GIVEN EXERCISE —
Do any lines in the data below contain "Delete"? If so, copy every one of them.

^^^^^^^^

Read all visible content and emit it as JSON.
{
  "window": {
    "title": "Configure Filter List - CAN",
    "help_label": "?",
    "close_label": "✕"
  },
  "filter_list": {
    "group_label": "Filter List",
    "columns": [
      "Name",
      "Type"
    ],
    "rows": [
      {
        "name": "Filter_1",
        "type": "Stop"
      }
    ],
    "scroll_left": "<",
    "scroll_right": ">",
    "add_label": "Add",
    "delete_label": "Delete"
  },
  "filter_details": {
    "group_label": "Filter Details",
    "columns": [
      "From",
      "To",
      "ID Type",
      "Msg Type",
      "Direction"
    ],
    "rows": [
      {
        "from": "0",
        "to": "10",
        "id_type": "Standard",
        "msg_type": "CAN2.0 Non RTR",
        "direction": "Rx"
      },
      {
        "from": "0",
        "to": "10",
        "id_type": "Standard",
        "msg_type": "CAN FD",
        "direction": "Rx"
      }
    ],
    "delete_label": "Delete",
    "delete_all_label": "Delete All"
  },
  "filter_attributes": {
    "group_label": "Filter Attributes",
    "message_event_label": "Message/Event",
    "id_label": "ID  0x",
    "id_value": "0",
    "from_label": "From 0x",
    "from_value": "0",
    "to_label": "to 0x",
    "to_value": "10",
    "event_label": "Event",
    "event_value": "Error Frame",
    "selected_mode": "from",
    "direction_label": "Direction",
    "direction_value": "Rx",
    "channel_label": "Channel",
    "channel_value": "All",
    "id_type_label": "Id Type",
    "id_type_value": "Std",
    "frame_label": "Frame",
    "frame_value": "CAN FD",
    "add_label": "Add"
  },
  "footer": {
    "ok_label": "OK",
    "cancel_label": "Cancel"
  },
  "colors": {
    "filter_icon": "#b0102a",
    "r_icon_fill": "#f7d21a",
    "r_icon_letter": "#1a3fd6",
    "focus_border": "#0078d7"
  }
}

^^^^^^^^

SOLVED PROBLEM —
    "delete_label": "Delete"
    "delete_label": "Delete",
    "delete_all_label": "Delete All"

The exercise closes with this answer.